Exercise objective: Check the listing below for lines with the word "caret" and say how many there are, with nothing but the number.

** begin **

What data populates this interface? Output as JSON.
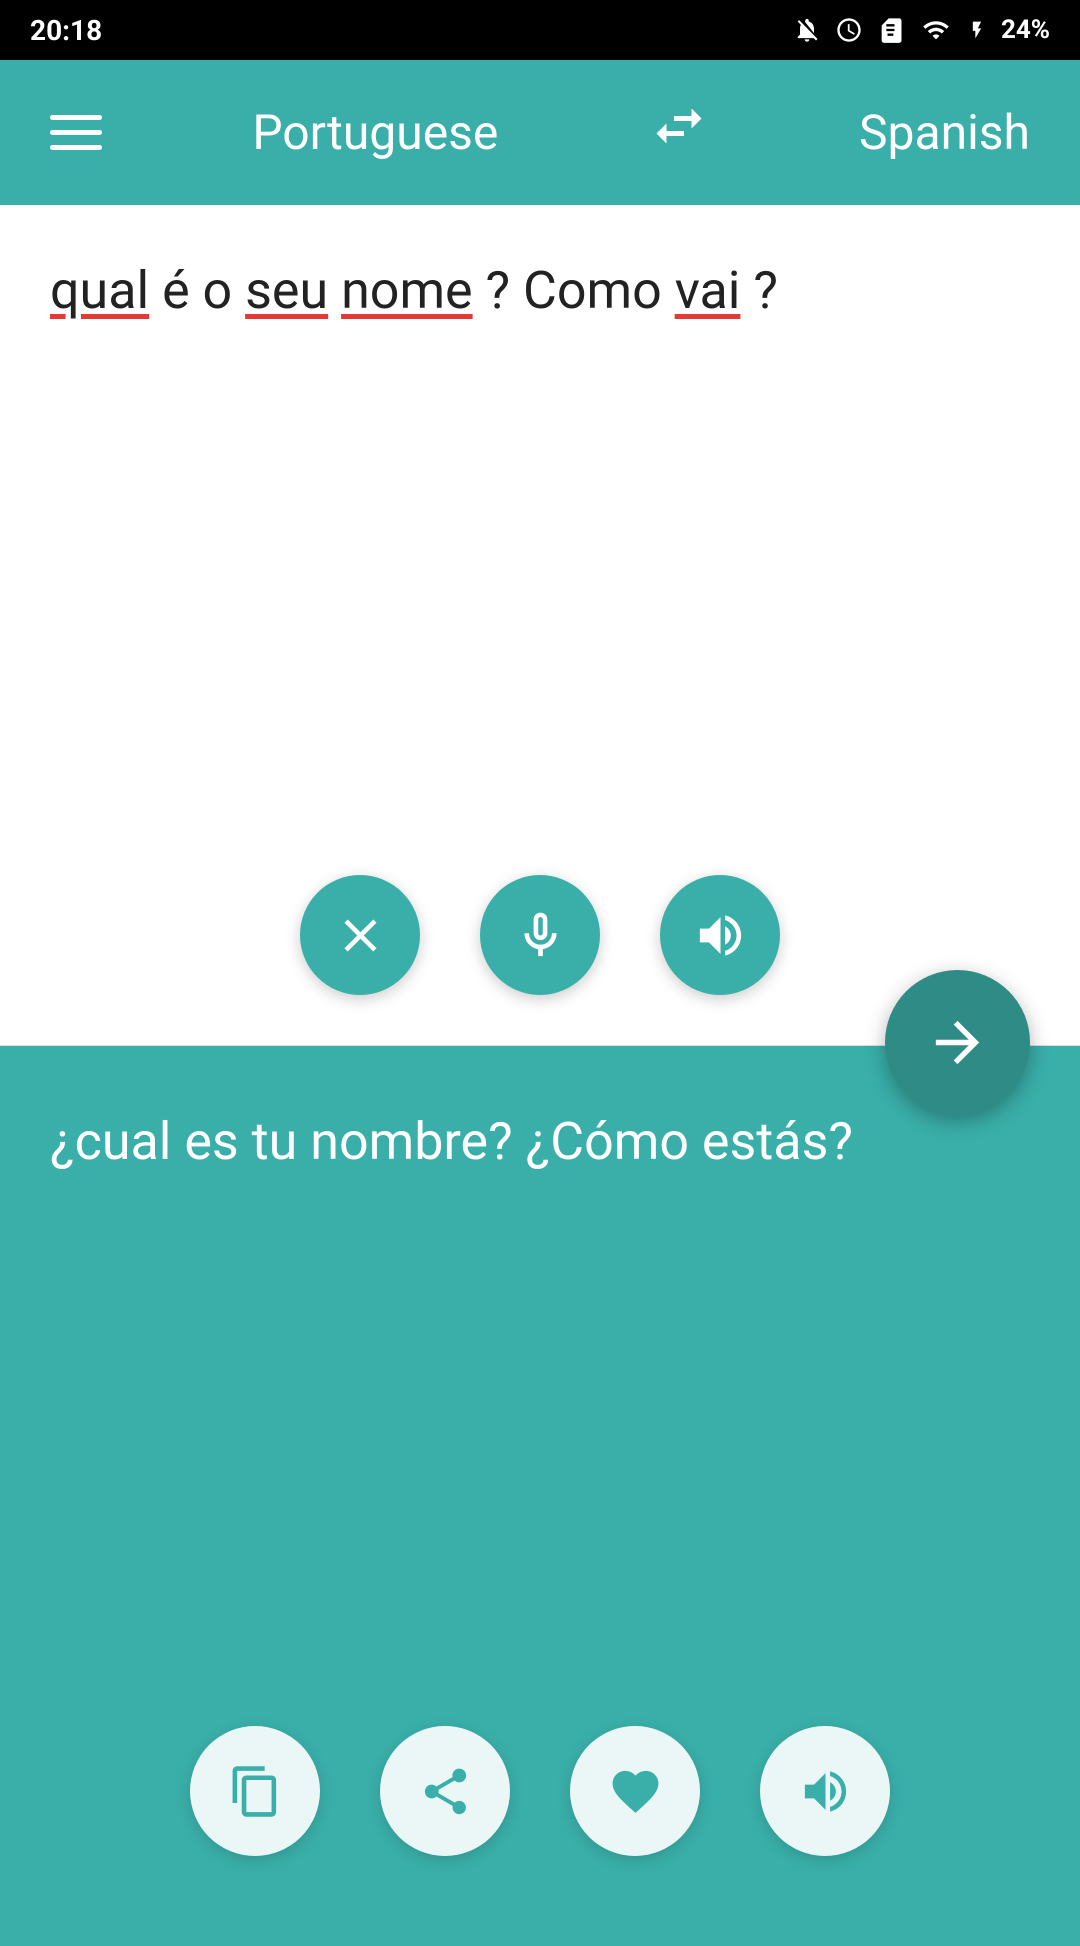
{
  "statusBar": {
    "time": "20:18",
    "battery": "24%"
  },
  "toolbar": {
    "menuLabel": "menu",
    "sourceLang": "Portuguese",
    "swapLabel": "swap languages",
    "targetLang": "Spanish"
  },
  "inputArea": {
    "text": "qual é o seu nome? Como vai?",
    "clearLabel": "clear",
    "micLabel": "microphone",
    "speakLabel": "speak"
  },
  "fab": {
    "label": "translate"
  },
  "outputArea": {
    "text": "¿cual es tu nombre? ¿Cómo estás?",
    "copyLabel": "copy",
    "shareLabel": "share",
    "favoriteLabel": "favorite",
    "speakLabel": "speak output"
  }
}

** end **
** begin **

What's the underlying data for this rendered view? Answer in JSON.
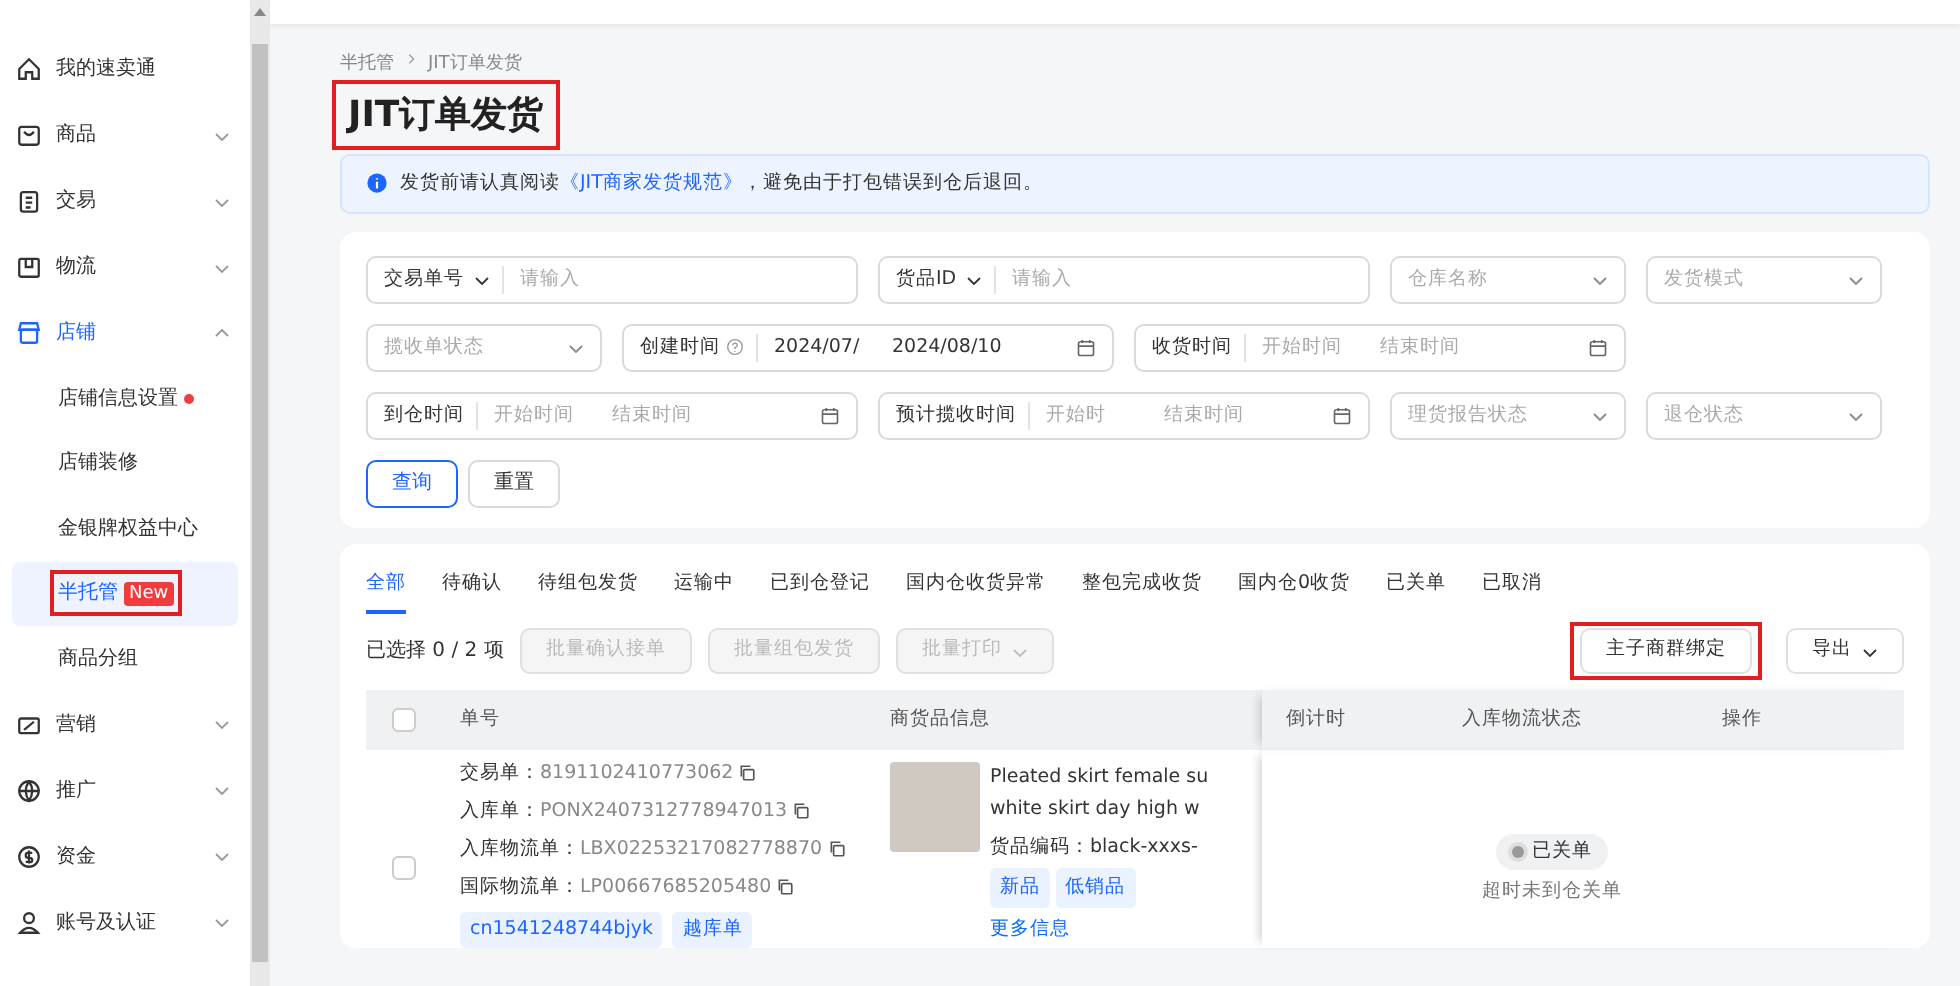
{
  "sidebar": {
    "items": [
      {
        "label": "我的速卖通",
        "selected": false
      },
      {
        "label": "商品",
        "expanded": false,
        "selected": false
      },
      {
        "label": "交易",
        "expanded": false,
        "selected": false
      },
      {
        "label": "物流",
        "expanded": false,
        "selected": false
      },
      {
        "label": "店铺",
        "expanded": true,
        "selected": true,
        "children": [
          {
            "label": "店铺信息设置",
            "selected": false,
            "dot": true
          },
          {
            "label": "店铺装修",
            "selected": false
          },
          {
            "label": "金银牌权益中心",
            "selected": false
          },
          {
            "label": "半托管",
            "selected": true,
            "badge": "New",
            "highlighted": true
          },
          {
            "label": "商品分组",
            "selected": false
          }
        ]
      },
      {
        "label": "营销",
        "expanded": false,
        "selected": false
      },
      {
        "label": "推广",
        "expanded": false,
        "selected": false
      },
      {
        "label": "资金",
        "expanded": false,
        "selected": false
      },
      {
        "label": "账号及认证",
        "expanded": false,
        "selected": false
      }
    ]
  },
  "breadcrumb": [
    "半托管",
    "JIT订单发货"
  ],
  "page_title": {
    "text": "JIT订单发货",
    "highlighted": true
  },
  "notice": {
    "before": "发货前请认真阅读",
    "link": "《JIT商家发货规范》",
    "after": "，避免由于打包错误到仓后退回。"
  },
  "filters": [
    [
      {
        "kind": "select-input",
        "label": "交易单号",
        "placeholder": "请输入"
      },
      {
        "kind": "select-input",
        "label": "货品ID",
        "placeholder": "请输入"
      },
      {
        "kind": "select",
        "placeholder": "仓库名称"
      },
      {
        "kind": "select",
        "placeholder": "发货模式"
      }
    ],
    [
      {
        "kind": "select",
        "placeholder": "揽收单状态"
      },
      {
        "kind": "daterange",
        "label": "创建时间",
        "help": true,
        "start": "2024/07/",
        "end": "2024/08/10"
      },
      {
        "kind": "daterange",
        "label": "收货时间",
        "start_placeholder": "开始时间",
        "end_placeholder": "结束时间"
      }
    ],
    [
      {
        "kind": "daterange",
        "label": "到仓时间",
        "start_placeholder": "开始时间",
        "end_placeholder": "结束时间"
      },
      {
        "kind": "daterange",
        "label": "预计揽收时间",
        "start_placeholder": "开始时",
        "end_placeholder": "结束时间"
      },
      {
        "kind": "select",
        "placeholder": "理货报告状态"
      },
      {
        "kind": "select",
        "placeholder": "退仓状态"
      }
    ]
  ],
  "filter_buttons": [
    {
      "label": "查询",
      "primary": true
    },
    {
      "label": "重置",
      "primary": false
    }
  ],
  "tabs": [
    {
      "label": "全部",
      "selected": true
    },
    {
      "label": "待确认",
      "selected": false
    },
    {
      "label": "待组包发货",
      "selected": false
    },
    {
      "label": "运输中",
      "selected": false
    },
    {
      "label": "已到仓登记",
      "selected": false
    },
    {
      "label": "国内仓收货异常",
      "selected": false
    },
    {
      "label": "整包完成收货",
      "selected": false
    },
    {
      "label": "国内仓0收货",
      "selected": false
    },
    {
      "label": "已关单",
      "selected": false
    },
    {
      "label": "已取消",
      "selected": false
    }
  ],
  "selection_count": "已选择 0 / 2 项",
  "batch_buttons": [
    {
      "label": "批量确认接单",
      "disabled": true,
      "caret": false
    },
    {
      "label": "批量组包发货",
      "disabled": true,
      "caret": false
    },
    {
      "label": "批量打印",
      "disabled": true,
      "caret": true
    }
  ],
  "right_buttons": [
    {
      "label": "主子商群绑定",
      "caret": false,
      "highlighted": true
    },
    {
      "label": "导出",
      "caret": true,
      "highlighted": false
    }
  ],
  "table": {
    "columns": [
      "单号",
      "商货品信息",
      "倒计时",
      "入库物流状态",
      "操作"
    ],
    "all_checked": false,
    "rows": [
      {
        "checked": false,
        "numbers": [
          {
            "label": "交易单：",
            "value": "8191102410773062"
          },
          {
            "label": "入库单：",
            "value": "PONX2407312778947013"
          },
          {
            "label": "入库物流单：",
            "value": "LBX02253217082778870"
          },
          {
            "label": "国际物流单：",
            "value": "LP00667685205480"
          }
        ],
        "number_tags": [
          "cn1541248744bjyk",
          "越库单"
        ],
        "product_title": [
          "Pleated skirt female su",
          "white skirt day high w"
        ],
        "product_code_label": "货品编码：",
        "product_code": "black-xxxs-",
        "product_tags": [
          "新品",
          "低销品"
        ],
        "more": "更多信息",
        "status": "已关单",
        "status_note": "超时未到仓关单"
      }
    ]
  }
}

** end **

Solution for this problem: 5